--- BEGIN TASK MATERIAL ---
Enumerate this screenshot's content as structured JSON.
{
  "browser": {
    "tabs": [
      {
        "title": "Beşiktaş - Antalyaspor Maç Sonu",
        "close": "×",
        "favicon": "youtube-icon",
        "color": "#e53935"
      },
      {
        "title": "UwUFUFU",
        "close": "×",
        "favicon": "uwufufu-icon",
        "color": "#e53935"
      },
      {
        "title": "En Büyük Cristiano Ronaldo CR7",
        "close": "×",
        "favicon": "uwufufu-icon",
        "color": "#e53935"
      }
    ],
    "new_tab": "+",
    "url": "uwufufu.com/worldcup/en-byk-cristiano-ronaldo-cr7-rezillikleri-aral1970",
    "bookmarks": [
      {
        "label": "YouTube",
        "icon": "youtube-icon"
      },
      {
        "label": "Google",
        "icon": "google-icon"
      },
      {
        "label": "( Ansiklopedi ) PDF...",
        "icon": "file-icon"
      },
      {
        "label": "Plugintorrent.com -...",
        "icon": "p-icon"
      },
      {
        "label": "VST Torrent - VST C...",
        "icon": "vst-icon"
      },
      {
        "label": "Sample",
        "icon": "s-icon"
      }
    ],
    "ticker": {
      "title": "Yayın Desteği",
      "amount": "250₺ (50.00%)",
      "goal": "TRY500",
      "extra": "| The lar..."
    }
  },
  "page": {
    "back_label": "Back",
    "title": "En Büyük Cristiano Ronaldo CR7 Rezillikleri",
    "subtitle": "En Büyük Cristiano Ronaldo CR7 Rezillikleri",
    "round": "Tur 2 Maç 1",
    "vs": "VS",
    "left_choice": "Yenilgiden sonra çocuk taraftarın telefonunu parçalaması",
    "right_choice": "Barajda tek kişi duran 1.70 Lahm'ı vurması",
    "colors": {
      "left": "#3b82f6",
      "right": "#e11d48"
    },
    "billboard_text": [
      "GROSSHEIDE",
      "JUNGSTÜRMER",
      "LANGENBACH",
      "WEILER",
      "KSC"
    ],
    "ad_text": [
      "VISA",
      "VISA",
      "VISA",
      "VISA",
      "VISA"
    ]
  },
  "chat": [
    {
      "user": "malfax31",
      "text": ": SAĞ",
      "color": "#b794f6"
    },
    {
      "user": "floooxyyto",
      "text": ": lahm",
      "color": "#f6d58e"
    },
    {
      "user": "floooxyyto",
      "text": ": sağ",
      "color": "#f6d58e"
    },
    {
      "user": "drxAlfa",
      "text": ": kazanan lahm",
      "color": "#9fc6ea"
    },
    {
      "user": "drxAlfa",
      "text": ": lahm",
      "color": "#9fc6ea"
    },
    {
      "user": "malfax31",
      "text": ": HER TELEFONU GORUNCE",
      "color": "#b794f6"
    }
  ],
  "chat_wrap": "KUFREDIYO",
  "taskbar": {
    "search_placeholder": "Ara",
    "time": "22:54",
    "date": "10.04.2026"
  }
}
--- END TASK MATERIAL ---
**EXERCISE REQUIREMENTS**
Scan the listing above for the word "Büyük" and show each line where it is found.

**SOLUTION TO THE EXERCISE**
        "title": "En Büyük Cristiano Ronaldo CR7",
    "title": "En Büyük Cristiano Ronaldo CR7 Rezillikleri",
    "subtitle": "En Büyük Cristiano Ronaldo CR7 Rezillikleri",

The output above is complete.